Short task
Below is a block of records. Copy every line in it that contains the word "name".

• • •

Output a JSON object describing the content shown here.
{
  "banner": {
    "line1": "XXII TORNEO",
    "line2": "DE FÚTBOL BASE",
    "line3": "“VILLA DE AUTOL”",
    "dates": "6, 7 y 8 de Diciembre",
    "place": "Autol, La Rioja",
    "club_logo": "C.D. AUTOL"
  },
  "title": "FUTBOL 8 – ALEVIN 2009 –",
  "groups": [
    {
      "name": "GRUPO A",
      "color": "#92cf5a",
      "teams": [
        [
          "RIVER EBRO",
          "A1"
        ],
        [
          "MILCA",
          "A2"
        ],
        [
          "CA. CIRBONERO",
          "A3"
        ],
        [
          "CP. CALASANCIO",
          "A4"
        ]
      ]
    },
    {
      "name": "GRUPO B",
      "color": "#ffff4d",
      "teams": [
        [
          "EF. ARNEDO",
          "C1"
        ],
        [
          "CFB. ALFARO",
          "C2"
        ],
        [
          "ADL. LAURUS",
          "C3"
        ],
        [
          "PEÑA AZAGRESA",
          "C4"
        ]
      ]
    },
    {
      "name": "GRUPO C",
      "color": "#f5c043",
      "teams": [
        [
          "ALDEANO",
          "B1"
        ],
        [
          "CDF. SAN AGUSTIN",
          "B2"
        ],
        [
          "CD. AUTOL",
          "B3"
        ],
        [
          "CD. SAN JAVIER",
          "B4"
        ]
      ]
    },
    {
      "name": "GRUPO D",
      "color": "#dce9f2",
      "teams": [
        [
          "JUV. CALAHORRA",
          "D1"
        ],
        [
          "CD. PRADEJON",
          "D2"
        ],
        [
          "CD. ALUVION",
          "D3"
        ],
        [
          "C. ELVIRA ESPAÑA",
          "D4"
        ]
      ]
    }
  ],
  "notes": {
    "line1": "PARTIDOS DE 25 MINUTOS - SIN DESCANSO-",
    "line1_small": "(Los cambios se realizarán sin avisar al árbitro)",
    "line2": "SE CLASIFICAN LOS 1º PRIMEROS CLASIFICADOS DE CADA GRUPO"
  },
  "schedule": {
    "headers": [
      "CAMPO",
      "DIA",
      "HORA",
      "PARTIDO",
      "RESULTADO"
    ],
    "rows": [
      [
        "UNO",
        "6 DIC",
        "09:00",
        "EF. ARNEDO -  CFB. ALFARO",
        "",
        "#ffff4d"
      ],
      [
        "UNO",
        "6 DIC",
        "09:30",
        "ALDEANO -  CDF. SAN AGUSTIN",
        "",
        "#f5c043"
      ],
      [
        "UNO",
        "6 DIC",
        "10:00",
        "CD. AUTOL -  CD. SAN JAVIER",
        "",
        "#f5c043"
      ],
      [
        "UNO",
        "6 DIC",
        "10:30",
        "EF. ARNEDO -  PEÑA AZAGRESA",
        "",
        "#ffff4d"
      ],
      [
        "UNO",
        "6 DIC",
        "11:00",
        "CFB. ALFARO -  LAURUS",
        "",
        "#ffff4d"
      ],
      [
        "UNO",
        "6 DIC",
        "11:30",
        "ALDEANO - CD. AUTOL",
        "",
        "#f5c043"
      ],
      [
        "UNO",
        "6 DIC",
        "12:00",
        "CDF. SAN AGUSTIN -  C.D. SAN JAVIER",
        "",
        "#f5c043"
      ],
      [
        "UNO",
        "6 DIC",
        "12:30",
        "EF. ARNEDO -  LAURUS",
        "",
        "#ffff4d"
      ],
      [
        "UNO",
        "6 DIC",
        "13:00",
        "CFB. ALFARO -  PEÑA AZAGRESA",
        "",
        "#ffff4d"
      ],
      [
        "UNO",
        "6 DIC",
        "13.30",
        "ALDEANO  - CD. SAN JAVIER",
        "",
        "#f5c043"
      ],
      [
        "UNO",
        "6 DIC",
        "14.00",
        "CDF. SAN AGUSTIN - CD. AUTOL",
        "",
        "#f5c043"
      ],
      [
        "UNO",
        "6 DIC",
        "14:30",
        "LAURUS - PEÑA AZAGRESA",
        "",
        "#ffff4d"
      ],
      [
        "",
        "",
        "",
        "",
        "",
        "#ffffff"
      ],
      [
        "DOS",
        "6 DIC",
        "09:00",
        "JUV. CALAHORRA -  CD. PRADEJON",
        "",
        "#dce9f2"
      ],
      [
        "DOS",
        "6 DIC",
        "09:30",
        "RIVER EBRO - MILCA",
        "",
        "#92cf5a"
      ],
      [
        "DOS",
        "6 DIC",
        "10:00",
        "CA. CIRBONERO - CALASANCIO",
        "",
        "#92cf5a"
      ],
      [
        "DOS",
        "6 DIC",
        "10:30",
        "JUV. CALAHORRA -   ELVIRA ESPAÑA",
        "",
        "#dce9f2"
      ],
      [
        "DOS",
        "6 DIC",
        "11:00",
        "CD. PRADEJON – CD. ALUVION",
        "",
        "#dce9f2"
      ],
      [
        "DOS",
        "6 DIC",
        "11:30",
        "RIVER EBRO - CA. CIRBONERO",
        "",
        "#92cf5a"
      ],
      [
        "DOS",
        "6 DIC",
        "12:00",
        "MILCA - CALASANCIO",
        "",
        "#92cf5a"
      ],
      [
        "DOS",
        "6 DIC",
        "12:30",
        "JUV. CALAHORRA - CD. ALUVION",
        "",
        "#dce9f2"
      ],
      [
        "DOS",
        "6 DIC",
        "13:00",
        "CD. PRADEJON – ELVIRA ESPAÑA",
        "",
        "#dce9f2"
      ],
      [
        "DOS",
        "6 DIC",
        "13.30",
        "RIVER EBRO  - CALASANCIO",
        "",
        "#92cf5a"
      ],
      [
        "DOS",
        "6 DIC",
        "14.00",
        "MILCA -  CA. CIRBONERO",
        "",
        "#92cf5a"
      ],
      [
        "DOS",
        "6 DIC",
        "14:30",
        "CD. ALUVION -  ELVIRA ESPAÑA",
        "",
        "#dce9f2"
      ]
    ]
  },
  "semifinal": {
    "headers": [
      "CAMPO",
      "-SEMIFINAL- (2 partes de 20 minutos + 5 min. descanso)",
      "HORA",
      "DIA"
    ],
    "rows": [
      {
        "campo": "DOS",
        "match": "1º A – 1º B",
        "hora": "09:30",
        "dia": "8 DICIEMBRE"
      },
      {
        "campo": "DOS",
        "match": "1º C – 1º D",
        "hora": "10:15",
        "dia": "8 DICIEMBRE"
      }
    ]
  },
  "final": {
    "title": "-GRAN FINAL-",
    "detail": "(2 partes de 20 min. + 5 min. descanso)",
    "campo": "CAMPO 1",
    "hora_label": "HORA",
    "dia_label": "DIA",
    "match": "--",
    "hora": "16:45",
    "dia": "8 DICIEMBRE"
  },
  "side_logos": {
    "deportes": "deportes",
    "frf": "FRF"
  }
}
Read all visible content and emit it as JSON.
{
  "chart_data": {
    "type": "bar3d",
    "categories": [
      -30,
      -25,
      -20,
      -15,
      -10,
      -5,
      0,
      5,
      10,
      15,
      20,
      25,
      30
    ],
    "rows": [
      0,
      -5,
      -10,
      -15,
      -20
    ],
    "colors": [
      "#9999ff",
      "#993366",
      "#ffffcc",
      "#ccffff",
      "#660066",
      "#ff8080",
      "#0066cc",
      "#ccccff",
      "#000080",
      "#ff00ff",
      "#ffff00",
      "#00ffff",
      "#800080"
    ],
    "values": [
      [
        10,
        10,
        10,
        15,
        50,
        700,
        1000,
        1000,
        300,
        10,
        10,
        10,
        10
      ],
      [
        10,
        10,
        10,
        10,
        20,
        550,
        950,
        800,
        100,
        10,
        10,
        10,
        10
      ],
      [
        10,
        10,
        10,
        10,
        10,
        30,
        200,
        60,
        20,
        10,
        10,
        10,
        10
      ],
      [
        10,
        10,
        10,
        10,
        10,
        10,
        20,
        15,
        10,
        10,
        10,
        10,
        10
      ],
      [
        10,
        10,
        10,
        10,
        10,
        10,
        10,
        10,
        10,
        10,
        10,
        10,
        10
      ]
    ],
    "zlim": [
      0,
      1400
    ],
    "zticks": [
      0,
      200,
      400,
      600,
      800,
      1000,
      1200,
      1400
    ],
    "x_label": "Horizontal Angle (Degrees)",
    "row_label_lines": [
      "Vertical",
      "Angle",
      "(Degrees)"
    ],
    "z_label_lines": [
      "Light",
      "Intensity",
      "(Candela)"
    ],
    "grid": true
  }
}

• • •

Exercise output
      "name": "GRUPO A",
      "name": "GRUPO B",
      "name": "GRUPO C",
      "name": "GRUPO D",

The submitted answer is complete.